## [Record list]

=-=-=

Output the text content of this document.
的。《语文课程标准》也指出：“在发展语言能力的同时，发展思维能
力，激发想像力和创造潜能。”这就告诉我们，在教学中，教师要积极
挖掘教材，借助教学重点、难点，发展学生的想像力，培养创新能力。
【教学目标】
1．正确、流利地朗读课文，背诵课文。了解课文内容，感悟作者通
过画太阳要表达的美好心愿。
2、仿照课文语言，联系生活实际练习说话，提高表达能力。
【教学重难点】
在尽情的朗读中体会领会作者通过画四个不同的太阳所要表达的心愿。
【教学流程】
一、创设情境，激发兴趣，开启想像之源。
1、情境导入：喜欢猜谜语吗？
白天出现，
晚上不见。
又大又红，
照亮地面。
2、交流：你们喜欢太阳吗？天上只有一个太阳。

=-=-=

## [Prompt]
All of the records must be retyped exactly as they are.

## [Solution to this task]
Output the text content of this document.
的。《语文课程标准》也指出：“在发展语言能力的同时，发展思维能
力，激发想像力和创造潜能。”这就告诉我们，在教学中，教师要积极
挖掘教材，借助教学重点、难点，发展学生的想像力，培养创新能力。
【教学目标】
1．正确、流利地朗读课文，背诵课文。了解课文内容，感悟作者通
过画太阳要表达的美好心愿。
2、仿照课文语言，联系生活实际练习说话，提高表达能力。
【教学重难点】
在尽情的朗读中体会领会作者通过画四个不同的太阳所要表达的心愿。
【教学流程】
一、创设情境，激发兴趣，开启想像之源。
1、情境导入：喜欢猜谜语吗？
白天出现，
晚上不见。
又大又红，
照亮地面。
2、交流：你们喜欢太阳吗？天上只有一个太阳。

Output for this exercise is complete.